## Task objective
Answer with one number: how many lines have "also".

## Material
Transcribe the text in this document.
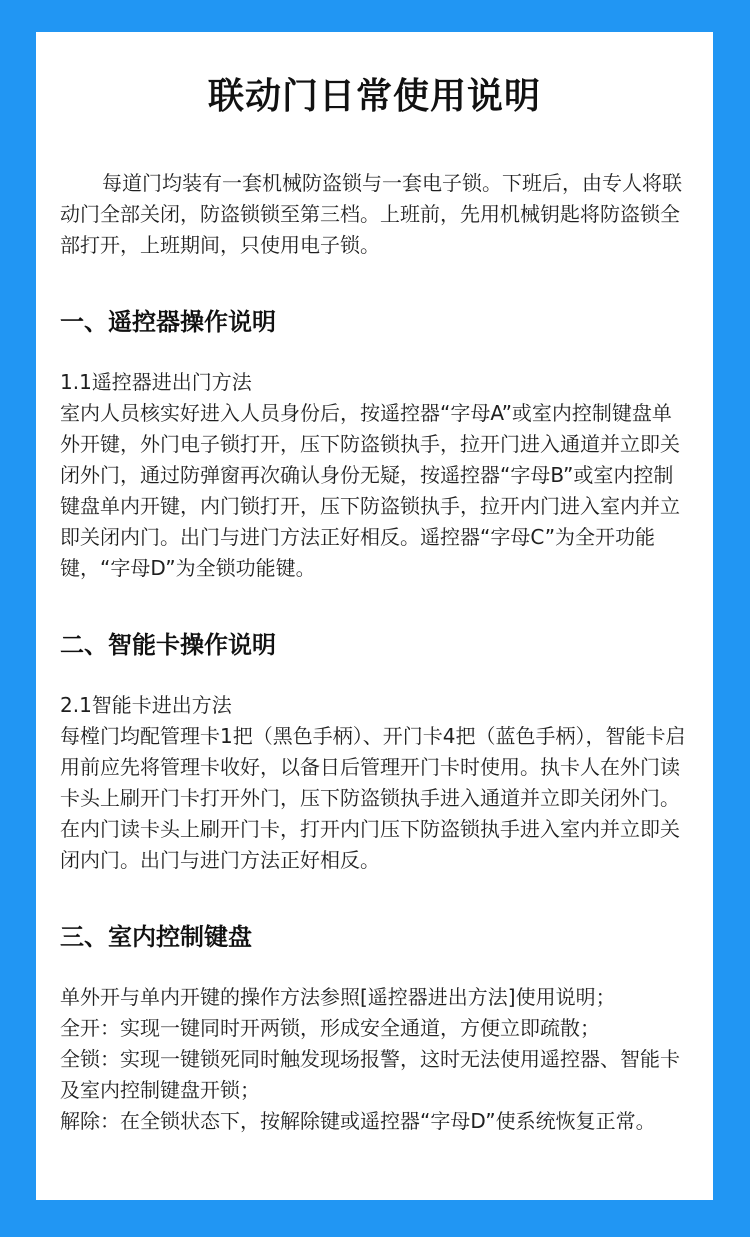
联动门日常使用说明

每道门均装有一套机械防盗锁与一套电子锁。下班后，由专人将联动门全部关闭，防盗锁锁至第三档。上班前，先用机械钥匙将防盗锁全部打开，上班期间，只使用电子锁。

一、遥控器操作说明
1.1遥控器进出门方法
室内人员核实好进入人员身份后，按遥控器“字母A”或室内控制键盘单外开键，外门电子锁打开，压下防盗锁执手，拉开门进入通道并立即关闭外门，通过防弹窗再次确认身份无疑，按遥控器“字母B”或室内控制键盘单内开键，内门锁打开，压下防盗锁执手，拉开内门进入室内并立即关闭内门。出门与进门方法正好相反。遥控器“字母C”为全开功能键，“字母D”为全锁功能键。
二、智能卡操作说明
2.1智能卡进出方法
每樘门均配管理卡1把（黑色手柄）、开门卡4把（蓝色手柄），智能卡启用前应先将管理卡收好，以备日后管理开门卡时使用。执卡人在外门读卡头上刷开门卡打开外门，压下防盗锁执手进入通道并立即关闭外门。在内门读卡头上刷开门卡，打开内门压下防盗锁执手进入室内并立即关闭内门。出门与进门方法正好相反。
三、室内控制键盘
单外开与单内开键的操作方法参照[遥控器进出方法]使用说明；
全开：实现一键同时开两锁，形成安全通道，方便立即疏散；
全锁：实现一键锁死同时触发现场报警，这时无法使用遥控器、智能卡及室内控制键盘开锁；
解除：在全锁状态下，按解除键或遥控器“字母D”使系统恢复正常。
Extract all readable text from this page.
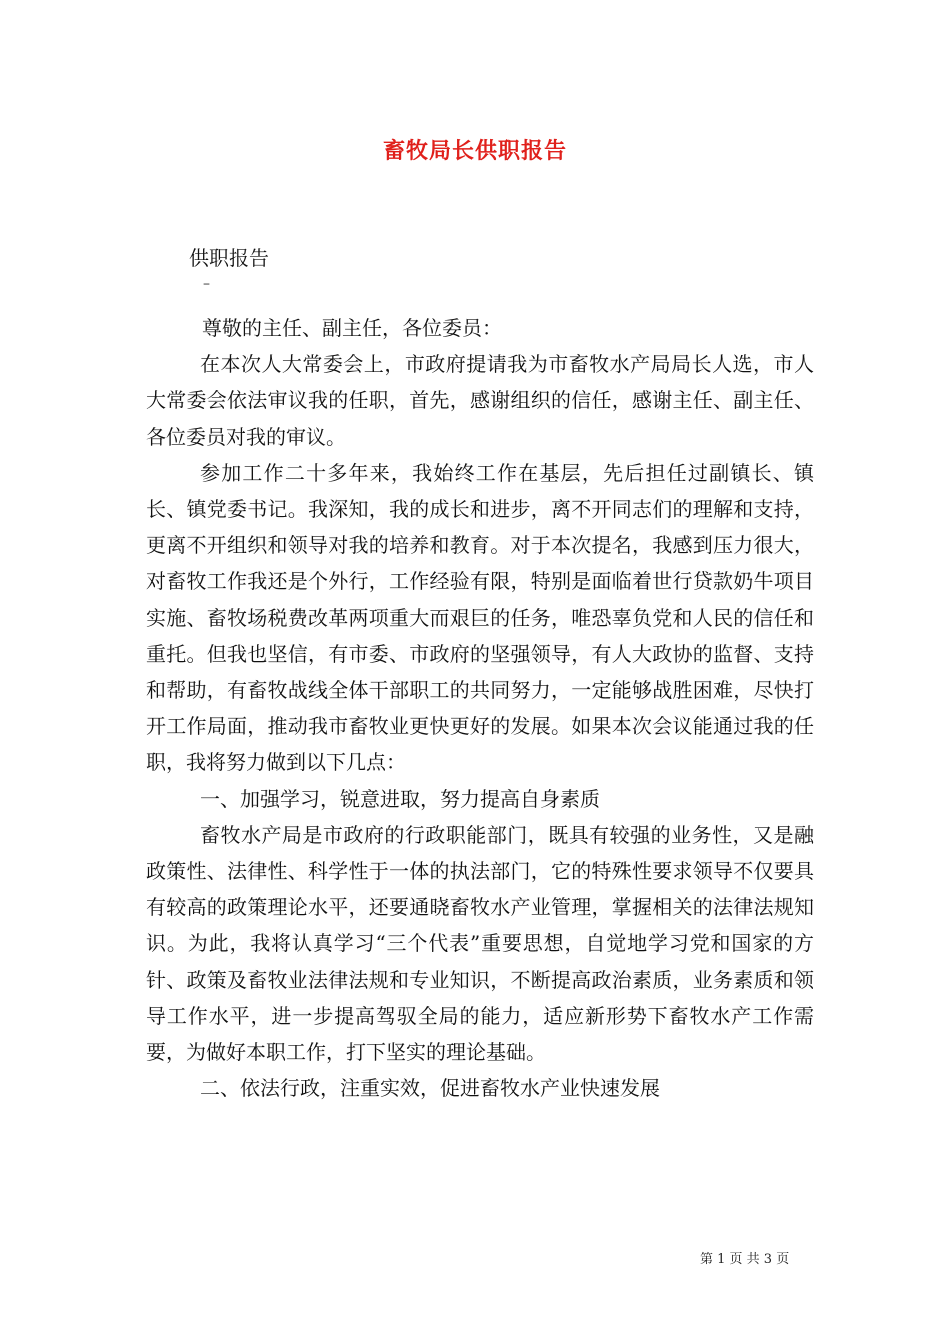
畜牧局长供职报告
供职报告
–

尊敬的主任、副主任，各位委员：

在本次人大常委会上，市政府提请我为市畜牧水产局局长人选，市人大常委会依法审议我的任职，首先，感谢组织的信任，感谢主任、副主任、各位委员对我的审议。

参加工作二十多年来，我始终工作在基层，先后担任过副镇长、镇长、镇党委书记。我深知，我的成长和进步，离不开同志们的理解和支持，更离不开组织和领导对我的培养和教育。对于本次提名，我感到压力很大，对畜牧工作我还是个外行，工作经验有限，特别是面临着世行贷款奶牛项目实施、畜牧场税费改革两项重大而艰巨的任务，唯恐辜负党和人民的信任和重托。但我也坚信，有市委、市政府的坚强领导，有人大政协的监督、支持和帮助，有畜牧战线全体干部职工的共同努力，一定能够战胜困难，尽快打开工作局面，推动我市畜牧业更快更好的发展。如果本次会议能通过我的任职，我将努力做到以下几点：

一、加强学习，锐意进取，努力提高自身素质

畜牧水产局是市政府的行政职能部门，既具有较强的业务性，又是融政策性、法律性、科学性于一体的执法部门，它的特殊性要求领导不仅要具有较高的政策理论水平，还要通晓畜牧水产业管理，掌握相关的法律法规知识。为此，我将认真学习“三个代表”重要思想，自觉地学习党和国家的方针、政策及畜牧业法律法规和专业知识，不断提高政治素质，业务素质和领导工作水平，进一步提高驾驭全局的能力，适应新形势下畜牧水产工作需要，为做好本职工作，打下坚实的理论基础。

二、依法行政，注重实效，促进畜牧水产业快速发展

第 1 页 共 3 页
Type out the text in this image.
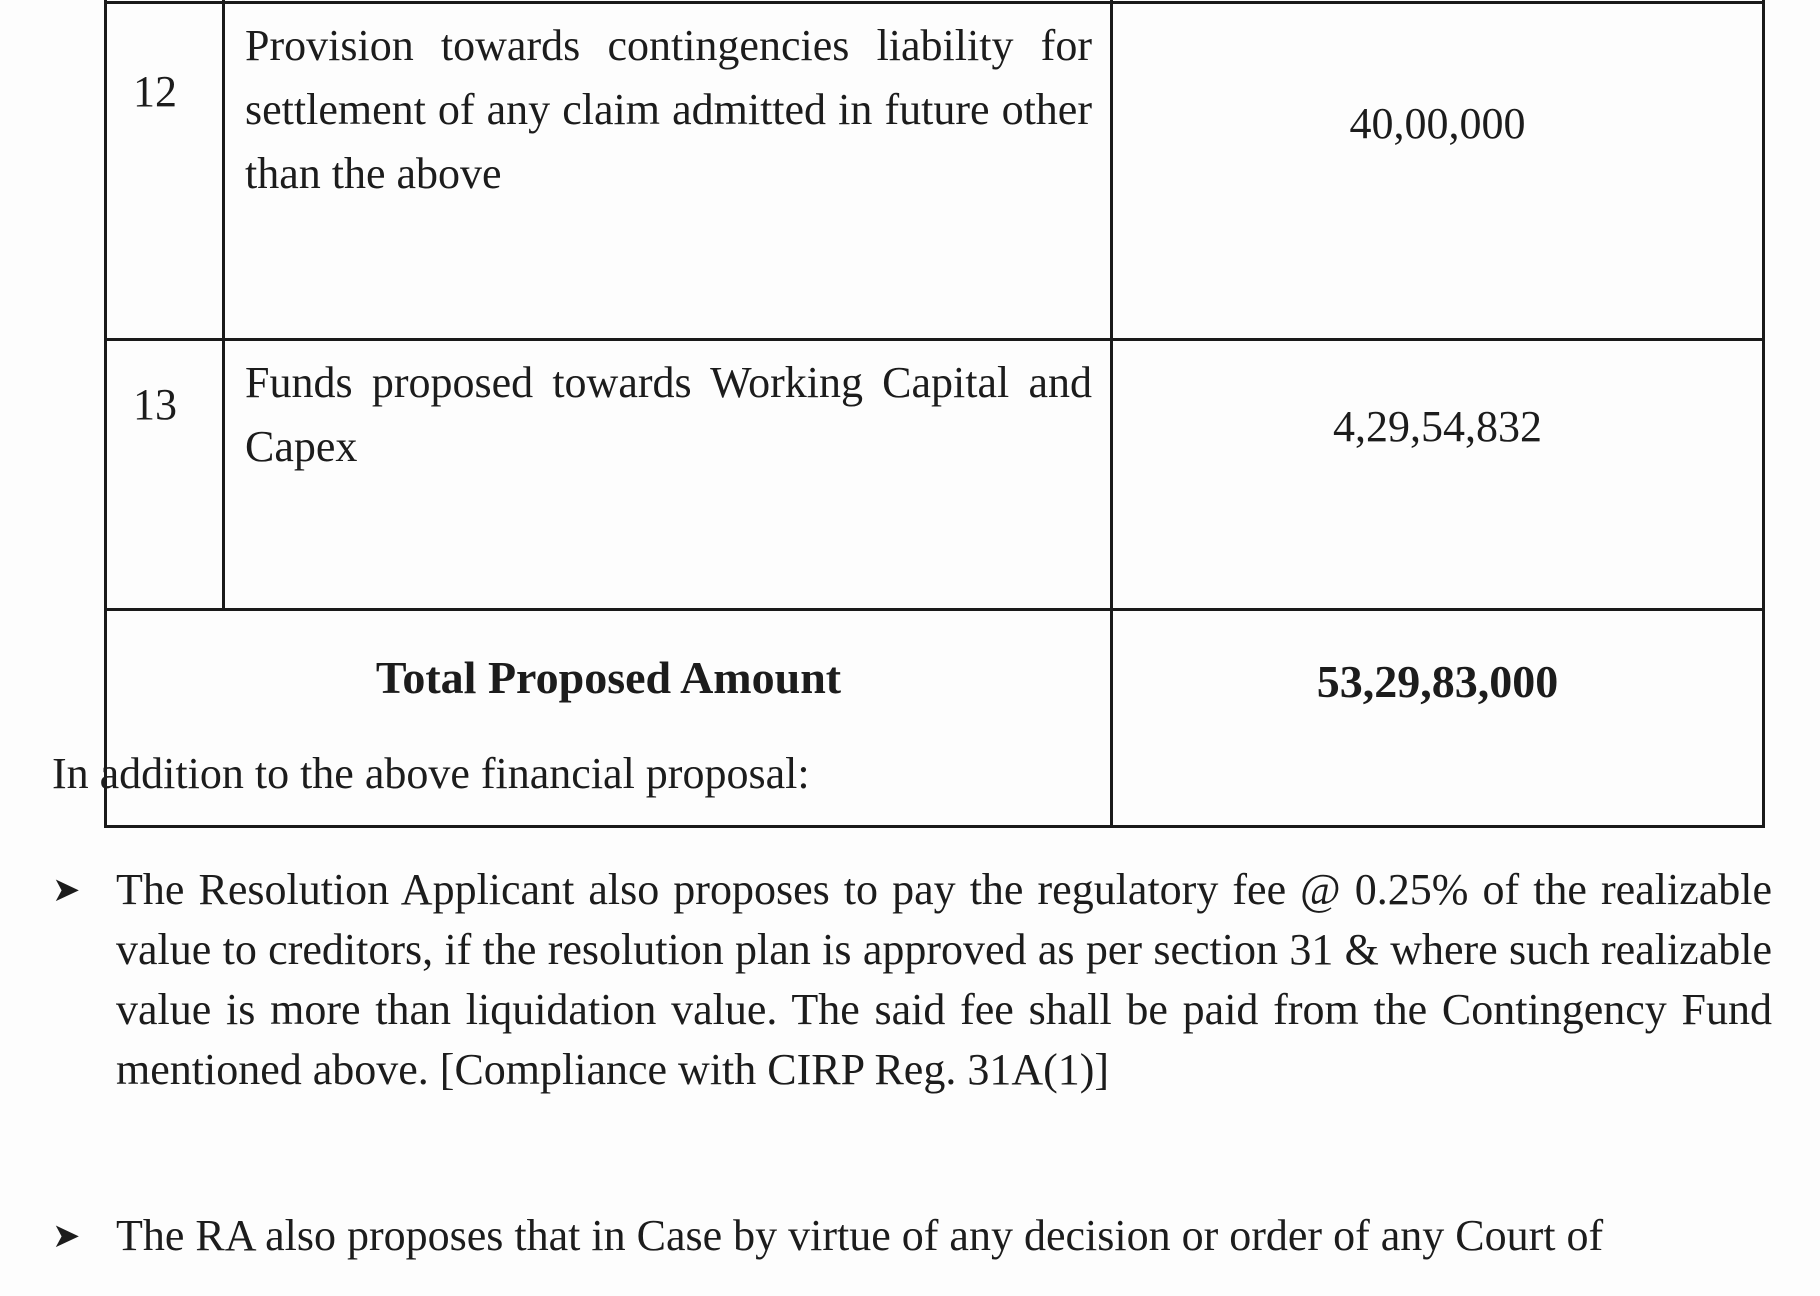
12	Provision towards contingencies liability for settlement of any claim admitted in future other than the above	40,00,000
13	Funds proposed towards Working Capital and Capex	4,29,54,832
Total Proposed Amount		53,29,83,000

In addition to the above financial proposal:

➤ The Resolution Applicant also proposes to pay the regulatory fee @ 0.25% of the realizable value to creditors, if the resolution plan is approved as per section 31 & where such realizable value is more than liquidation value. The said fee shall be paid from the Contingency Fund mentioned above. [Compliance with CIRP Reg. 31A(1)]

➤ The RA also proposes that in Case by virtue of any decision or order of any Court of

## Task result
2